Work to complete:
Copy the records below word for word, leaving out the pictures.

Data in this exercise:
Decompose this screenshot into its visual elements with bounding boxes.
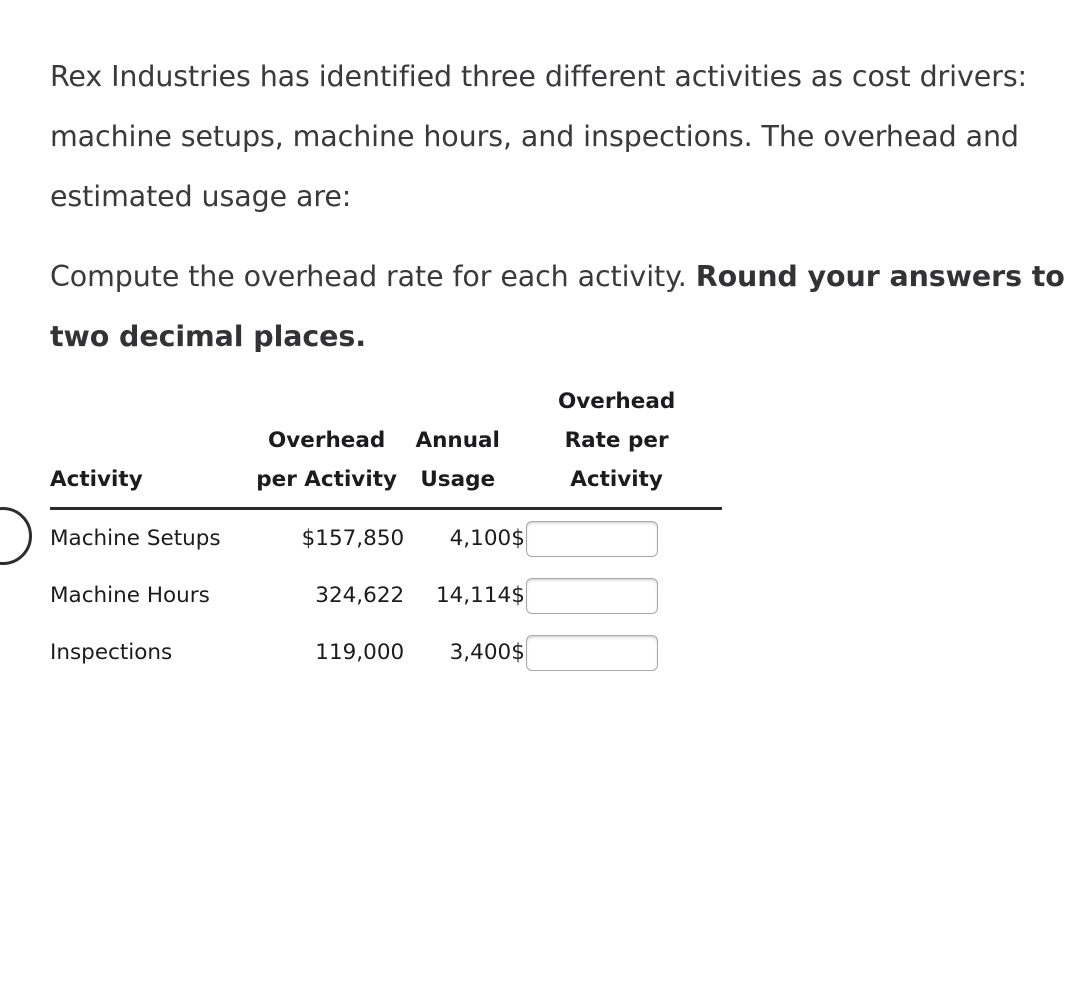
cell-annual-usage: 4,100 [449, 526, 512, 551]
table-header-row: Activity Overhead per Activity Annual Us… [50, 382, 722, 510]
column-header-overhead-per-activity: Overhead per Activity [249, 382, 405, 510]
dollar-sign-label: $ [511, 525, 525, 551]
cell-annual-usage: 14,114 [435, 583, 512, 608]
table-row: Inspections 119,000 3,400 $ [50, 624, 722, 681]
overhead-rate-table: Activity Overhead per Activity Annual Us… [50, 382, 722, 681]
table-row: Machine Setups $157,850 4,100 $ [50, 509, 722, 568]
question-intro-text: Rex Industries has identified three diff… [50, 60, 1028, 213]
cell-overhead-per-activity: $157,850 [301, 526, 405, 551]
cell-overhead-rate: $ [511, 624, 722, 681]
instruction-plain-part: Compute the overhead rate for each activ… [50, 260, 696, 293]
cell-overhead-rate: $ [511, 509, 722, 568]
overhead-rate-input-inspections[interactable] [525, 634, 658, 671]
table-row: Machine Hours 324,622 14,114 $ [50, 567, 722, 624]
table-body: Machine Setups $157,850 4,100 $ Machine … [50, 509, 722, 682]
cell-annual-usage: 3,400 [449, 640, 512, 665]
column-header-overhead-rate-per-activity: Overhead Rate per Activity [511, 382, 722, 510]
rate-input-group: $ [511, 624, 722, 681]
overhead-rate-input-machine-hours[interactable] [525, 577, 658, 614]
question-page: Rex Industries has identified three diff… [0, 0, 1072, 988]
cell-activity-name: Machine Setups [50, 526, 221, 551]
dollar-sign-label: $ [511, 582, 525, 608]
table-header: Activity Overhead per Activity Annual Us… [50, 382, 722, 510]
column-header-annual-usage: Annual Usage [404, 382, 512, 510]
question-instruction-text: Compute the overhead rate for each activ… [50, 247, 1072, 367]
rate-input-group: $ [511, 567, 722, 624]
column-header-activity: Activity [50, 382, 250, 510]
cell-overhead-per-activity: 119,000 [315, 640, 405, 665]
circle-icon [0, 507, 32, 565]
dollar-sign-label: $ [511, 639, 525, 665]
cell-overhead-rate: $ [511, 567, 722, 624]
rate-input-group: $ [511, 510, 722, 567]
cell-overhead-per-activity: 324,622 [315, 583, 405, 608]
overhead-rate-input-machine-setups[interactable] [525, 520, 658, 557]
cell-activity-name: Machine Hours [50, 583, 210, 608]
overhead-rate-table-wrap: Activity Overhead per Activity Annual Us… [50, 382, 722, 681]
cell-activity-name: Inspections [50, 640, 173, 665]
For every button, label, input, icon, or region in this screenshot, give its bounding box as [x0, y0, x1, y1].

Reply to the task:
Decompose this screenshot into its visual elements with bounding boxes.
cell-annual-usage: 4,100 [449, 526, 512, 551]
table-header-row: Activity Overhead per Activity Annual Us… [50, 382, 722, 510]
column-header-overhead-per-activity: Overhead per Activity [249, 382, 405, 510]
dollar-sign-label: $ [511, 525, 525, 551]
cell-annual-usage: 14,114 [435, 583, 512, 608]
table-row: Inspections 119,000 3,400 $ [50, 624, 722, 681]
overhead-rate-table: Activity Overhead per Activity Annual Us… [50, 382, 722, 681]
table-row: Machine Setups $157,850 4,100 $ [50, 509, 722, 568]
question-intro-text: Rex Industries has identified three diff… [50, 60, 1028, 213]
cell-overhead-per-activity: $157,850 [301, 526, 405, 551]
cell-overhead-rate: $ [511, 624, 722, 681]
instruction-plain-part: Compute the overhead rate for each activ… [50, 260, 696, 293]
cell-overhead-rate: $ [511, 509, 722, 568]
overhead-rate-input-inspections[interactable] [525, 634, 658, 671]
table-row: Machine Hours 324,622 14,114 $ [50, 567, 722, 624]
table-body: Machine Setups $157,850 4,100 $ Machine … [50, 509, 722, 682]
cell-annual-usage: 3,400 [449, 640, 512, 665]
column-header-overhead-rate-per-activity: Overhead Rate per Activity [511, 382, 722, 510]
rate-input-group: $ [511, 624, 722, 681]
overhead-rate-input-machine-hours[interactable] [525, 577, 658, 614]
question-page: Rex Industries has identified three diff… [0, 0, 1072, 988]
cell-activity-name: Machine Setups [50, 526, 221, 551]
dollar-sign-label: $ [511, 582, 525, 608]
table-header: Activity Overhead per Activity Annual Us… [50, 382, 722, 510]
column-header-annual-usage: Annual Usage [404, 382, 512, 510]
question-instruction-text: Compute the overhead rate for each activ… [50, 247, 1072, 367]
rate-input-group: $ [511, 567, 722, 624]
column-header-activity: Activity [50, 382, 250, 510]
cell-overhead-per-activity: 119,000 [315, 640, 405, 665]
circle-icon [0, 507, 32, 565]
dollar-sign-label: $ [511, 639, 525, 665]
cell-overhead-rate: $ [511, 567, 722, 624]
rate-input-group: $ [511, 510, 722, 567]
cell-overhead-per-activity: 324,622 [315, 583, 405, 608]
overhead-rate-input-machine-setups[interactable] [525, 520, 658, 557]
cell-activity-name: Machine Hours [50, 583, 210, 608]
overhead-rate-table-wrap: Activity Overhead per Activity Annual Us… [50, 382, 722, 681]
cell-activity-name: Inspections [50, 640, 173, 665]
For every button, label, input, icon, or region in this screenshot, give its bounding box as [x0, y0, x1, y1].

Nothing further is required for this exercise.